■ **MATERIAL PROVIDED**
------------------------

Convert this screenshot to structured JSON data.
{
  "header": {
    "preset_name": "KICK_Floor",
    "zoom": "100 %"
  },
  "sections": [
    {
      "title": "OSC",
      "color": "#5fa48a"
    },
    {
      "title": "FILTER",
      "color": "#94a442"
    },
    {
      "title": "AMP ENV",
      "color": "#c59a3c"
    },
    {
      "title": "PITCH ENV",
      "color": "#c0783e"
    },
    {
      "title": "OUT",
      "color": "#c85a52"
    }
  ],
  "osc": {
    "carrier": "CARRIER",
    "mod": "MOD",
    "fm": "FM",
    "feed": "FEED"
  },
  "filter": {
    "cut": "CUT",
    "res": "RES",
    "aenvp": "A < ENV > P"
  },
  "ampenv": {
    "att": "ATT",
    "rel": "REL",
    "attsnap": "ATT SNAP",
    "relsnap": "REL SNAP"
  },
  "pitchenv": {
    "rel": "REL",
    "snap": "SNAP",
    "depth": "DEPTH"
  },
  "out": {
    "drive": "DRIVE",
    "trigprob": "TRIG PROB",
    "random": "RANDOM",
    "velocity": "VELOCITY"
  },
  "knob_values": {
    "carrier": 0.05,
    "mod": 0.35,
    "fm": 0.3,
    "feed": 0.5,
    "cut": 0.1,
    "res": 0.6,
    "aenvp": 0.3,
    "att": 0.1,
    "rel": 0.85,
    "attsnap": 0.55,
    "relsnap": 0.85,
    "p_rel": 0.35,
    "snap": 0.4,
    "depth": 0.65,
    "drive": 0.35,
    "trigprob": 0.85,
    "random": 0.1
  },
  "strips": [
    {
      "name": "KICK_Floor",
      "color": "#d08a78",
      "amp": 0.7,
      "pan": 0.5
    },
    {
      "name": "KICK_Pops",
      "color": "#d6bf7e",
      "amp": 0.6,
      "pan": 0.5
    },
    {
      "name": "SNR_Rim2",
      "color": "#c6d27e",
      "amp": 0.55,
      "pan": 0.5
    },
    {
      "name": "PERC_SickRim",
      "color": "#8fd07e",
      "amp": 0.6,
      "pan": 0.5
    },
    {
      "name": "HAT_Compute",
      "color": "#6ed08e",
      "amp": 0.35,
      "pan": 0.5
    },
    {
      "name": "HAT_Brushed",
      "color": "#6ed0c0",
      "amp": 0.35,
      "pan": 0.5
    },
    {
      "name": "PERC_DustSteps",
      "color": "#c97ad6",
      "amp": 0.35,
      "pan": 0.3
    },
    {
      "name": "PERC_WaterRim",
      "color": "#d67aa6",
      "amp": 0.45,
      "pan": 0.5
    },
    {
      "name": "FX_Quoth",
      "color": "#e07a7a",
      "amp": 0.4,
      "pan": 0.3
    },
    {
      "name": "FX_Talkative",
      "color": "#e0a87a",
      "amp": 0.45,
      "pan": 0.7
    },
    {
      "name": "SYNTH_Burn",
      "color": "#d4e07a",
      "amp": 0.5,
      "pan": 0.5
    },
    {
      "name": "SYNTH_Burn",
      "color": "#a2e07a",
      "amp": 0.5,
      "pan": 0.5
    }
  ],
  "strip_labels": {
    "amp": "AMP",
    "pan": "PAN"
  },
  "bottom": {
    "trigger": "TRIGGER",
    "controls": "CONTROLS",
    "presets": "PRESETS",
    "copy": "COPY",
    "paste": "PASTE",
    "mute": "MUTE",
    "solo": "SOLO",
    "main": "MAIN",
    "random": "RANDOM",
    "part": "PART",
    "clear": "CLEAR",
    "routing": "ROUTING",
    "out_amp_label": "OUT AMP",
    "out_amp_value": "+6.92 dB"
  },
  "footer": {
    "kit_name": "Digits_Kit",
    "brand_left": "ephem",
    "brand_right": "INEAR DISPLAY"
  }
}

------------------------

■ **WHAT THE EXERCISE ASKS**
Recopy all the lines exactly as they appear.

■ **SOLUTION TO THE PROBLEM**
Convert this screenshot to structured JSON data.
{
  "header": {
    "preset_name": "KICK_Floor",
    "zoom": "100 %"
  },
  "sections": [
    {
      "title": "OSC",
      "color": "#5fa48a"
    },
    {
      "title": "FILTER",
      "color": "#94a442"
    },
    {
      "title": "AMP ENV",
      "color": "#c59a3c"
    },
    {
      "title": "PITCH ENV",
      "color": "#c0783e"
    },
    {
      "title": "OUT",
      "color": "#c85a52"
    }
  ],
  "osc": {
    "carrier": "CARRIER",
    "mod": "MOD",
    "fm": "FM",
    "feed": "FEED"
  },
  "filter": {
    "cut": "CUT",
    "res": "RES",
    "aenvp": "A < ENV > P"
  },
  "ampenv": {
    "att": "ATT",
    "rel": "REL",
    "attsnap": "ATT SNAP",
    "relsnap": "REL SNAP"
  },
  "pitchenv": {
    "rel": "REL",
    "snap": "SNAP",
    "depth": "DEPTH"
  },
  "out": {
    "drive": "DRIVE",
    "trigprob": "TRIG PROB",
    "random": "RANDOM",
    "velocity": "VELOCITY"
  },
  "knob_values": {
    "carrier": 0.05,
    "mod": 0.35,
    "fm": 0.3,
    "feed": 0.5,
    "cut": 0.1,
    "res": 0.6,
    "aenvp": 0.3,
    "att": 0.1,
    "rel": 0.85,
    "attsnap": 0.55,
    "relsnap": 0.85,
    "p_rel": 0.35,
    "snap": 0.4,
    "depth": 0.65,
    "drive": 0.35,
    "trigprob": 0.85,
    "random": 0.1
  },
  "strips": [
    {
      "name": "KICK_Floor",
      "color": "#d08a78",
      "amp": 0.7,
      "pan": 0.5
    },
    {
      "name": "KICK_Pops",
      "color": "#d6bf7e",
      "amp": 0.6,
      "pan": 0.5
    },
    {
      "name": "SNR_Rim2",
      "color": "#c6d27e",
      "amp": 0.55,
      "pan": 0.5
    },
    {
      "name": "PERC_SickRim",
      "color": "#8fd07e",
      "amp": 0.6,
      "pan": 0.5
    },
    {
      "name": "HAT_Compute",
      "color": "#6ed08e",
      "amp": 0.35,
      "pan": 0.5
    },
    {
      "name": "HAT_Brushed",
      "color": "#6ed0c0",
      "amp": 0.35,
      "pan": 0.5
    },
    {
      "name": "PERC_DustSteps",
      "color": "#c97ad6",
      "amp": 0.35,
      "pan": 0.3
    },
    {
      "name": "PERC_WaterRim",
      "color": "#d67aa6",
      "amp": 0.45,
      "pan": 0.5
    },
    {
      "name": "FX_Quoth",
      "color": "#e07a7a",
      "amp": 0.4,
      "pan": 0.3
    },
    {
      "name": "FX_Talkative",
      "color": "#e0a87a",
      "amp": 0.45,
      "pan": 0.7
    },
    {
      "name": "SYNTH_Burn",
      "color": "#d4e07a",
      "amp": 0.5,
      "pan": 0.5
    },
    {
      "name": "SYNTH_Burn",
      "color": "#a2e07a",
      "amp": 0.5,
      "pan": 0.5
    }
  ],
  "strip_labels": {
    "amp": "AMP",
    "pan": "PAN"
  },
  "bottom": {
    "trigger": "TRIGGER",
    "controls": "CONTROLS",
    "presets": "PRESETS",
    "copy": "COPY",
    "paste": "PASTE",
    "mute": "MUTE",
    "solo": "SOLO",
    "main": "MAIN",
    "random": "RANDOM",
    "part": "PART",
    "clear": "CLEAR",
    "routing": "ROUTING",
    "out_amp_label": "OUT AMP",
    "out_amp_value": "+6.92 dB"
  },
  "footer": {
    "kit_name": "Digits_Kit",
    "brand_left": "ephem",
    "brand_right": "INEAR DISPLAY"
  }
}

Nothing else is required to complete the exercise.